GIVEN TASK A:
Reproduce the records from their start through the line containing "The bladder assembly 10 is at (841, 413).", swapping "misaligned" for "offset" and leaving everything else unchanged.

McCalpinJohn · ‎10-06-2014

I would start with some manual prefetches for the loads on line 120 immediately after line 112 where the loop bounds for the loop starting at line 119 are first computed. Similarly the loads on line 116 can be prefetched immediately after the loop bounds are computed on line 106. The compiler probably inserts prefetches, but it may not hoist them upstream as far as possible (which is especially important for short loops).

conor_p_ · ‎10-06-2014

Can you tell me what those directives look like? I am not sure if I fully understand the format of the prefetch directive The way I am interpreting your response it would be on lines 106 and 112, or did you have something else in mind?

!dir$ prefetch:x:0:1
!dir$ prefetch:y:0:1
!dir$ prefetch:z:0:1

McCalpinJohn · ‎10-06-2014

I don't think that I have used the directive-based prefetching in Fortran -- I usually use the intrinsics in C, but it looks like these exist in Fortran as well.

EXTRACTED INFORMATION:

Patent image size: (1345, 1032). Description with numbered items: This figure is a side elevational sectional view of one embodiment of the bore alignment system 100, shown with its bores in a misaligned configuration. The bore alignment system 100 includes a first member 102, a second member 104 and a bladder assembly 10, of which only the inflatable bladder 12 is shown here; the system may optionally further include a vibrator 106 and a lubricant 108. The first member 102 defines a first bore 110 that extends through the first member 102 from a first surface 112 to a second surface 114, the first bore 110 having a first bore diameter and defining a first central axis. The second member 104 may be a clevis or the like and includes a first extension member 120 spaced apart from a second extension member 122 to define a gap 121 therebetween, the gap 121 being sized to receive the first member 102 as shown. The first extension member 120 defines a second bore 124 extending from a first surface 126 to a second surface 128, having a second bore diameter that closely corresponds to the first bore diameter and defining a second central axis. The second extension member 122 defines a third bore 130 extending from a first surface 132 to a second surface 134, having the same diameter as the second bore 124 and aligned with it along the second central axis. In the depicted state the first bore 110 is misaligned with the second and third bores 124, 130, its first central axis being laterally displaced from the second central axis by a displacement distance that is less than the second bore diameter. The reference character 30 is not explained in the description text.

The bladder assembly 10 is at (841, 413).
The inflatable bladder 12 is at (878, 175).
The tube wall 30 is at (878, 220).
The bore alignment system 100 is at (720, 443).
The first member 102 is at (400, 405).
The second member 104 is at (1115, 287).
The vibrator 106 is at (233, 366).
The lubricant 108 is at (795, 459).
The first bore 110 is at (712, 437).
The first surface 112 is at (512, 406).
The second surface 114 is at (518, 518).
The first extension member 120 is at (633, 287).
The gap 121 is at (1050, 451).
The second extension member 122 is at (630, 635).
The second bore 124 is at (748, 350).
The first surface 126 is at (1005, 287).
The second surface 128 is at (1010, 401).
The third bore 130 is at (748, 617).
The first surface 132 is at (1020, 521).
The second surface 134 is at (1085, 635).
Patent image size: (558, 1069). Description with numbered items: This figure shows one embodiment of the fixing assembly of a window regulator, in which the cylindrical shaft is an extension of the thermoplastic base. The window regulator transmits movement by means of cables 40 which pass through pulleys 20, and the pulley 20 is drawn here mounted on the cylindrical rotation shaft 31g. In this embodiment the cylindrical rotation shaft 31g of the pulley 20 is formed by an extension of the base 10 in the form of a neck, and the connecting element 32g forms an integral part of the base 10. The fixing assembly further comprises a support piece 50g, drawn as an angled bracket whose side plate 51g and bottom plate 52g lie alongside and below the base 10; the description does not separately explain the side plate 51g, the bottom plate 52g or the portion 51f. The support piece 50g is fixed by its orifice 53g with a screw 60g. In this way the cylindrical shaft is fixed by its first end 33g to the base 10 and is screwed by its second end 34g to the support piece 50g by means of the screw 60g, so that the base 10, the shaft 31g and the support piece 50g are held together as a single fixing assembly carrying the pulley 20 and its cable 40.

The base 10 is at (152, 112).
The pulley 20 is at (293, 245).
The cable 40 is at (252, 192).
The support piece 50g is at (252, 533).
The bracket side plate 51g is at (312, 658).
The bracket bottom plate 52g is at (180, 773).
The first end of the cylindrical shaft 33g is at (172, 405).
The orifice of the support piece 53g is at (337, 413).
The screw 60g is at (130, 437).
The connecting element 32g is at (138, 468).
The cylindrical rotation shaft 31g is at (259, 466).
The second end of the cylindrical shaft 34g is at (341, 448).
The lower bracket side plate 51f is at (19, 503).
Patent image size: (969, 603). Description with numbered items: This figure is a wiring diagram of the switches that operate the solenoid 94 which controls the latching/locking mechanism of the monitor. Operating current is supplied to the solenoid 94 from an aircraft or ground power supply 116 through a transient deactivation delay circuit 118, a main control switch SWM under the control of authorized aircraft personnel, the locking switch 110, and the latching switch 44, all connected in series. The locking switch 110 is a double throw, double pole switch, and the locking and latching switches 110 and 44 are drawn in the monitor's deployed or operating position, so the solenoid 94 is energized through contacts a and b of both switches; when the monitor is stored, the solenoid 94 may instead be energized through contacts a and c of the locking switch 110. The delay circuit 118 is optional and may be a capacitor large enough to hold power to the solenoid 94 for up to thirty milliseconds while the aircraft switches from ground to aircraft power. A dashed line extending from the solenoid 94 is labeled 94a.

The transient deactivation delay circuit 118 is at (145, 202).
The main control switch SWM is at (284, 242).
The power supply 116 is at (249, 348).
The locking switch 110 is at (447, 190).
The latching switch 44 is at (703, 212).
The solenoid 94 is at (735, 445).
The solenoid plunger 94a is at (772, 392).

GIVEN TASK B:
Write out the passage of the prefetching thread from "I would start" to "else in mind?" without alteration.

ANSWER A:
Patent image size: (1345, 1032). Description with numbered items: This figure is a side elevational sectional view of one embodiment of the bore alignment system 100, shown with its bores in a offset configuration. The bore alignment system 100 includes a first member 102, a second member 104 and a bladder assembly 10, of which only the inflatable bladder 12 is shown here; the system may optionally further include a vibrator 106 and a lubricant 108. The first member 102 defines a first bore 110 that extends through the first member 102 from a first surface 112 to a second surface 114, the first bore 110 having a first bore diameter and defining a first central axis. The second member 104 may be a clevis or the like and includes a first extension member 120 spaced apart from a second extension member 122 to define a gap 121 therebetween, the gap 121 being sized to receive the first member 102 as shown. The first extension member 120 defines a second bore 124 extending from a first surface 126 to a second surface 128, having a second bore diameter that closely corresponds to the first bore diameter and defining a second central axis. The second extension member 122 defines a third bore 130 extending from a first surface 132 to a second surface 134, having the same diameter as the second bore 124 and aligned with it along the second central axis. In the depicted state the first bore 110 is offset with the second and third bores 124, 130, its first central axis being laterally displaced from the second central axis by a displacement distance that is less than the second bore diameter. The reference character 30 is not explained in the description text.

The bladder assembly 10 is at (841, 413).

ANSWER B:
I would start with some manual prefetches for the loads on line 120 immediately after line 112 where the loop bounds for the loop starting at line 119 are first computed. Similarly the loads on line 116 can be prefetched immediately after the loop bounds are computed on line 106. The compiler probably inserts prefetches, but it may not hoist them upstream as far as possible (which is especially important for short loops).

conor_p_ · ‎10-06-2014

Can you tell me what those directives look like? I am not sure if I fully understand the format of the prefetch directive The way I am interpreting your response it would be on lines 106 and 112, or did you have something else in mind?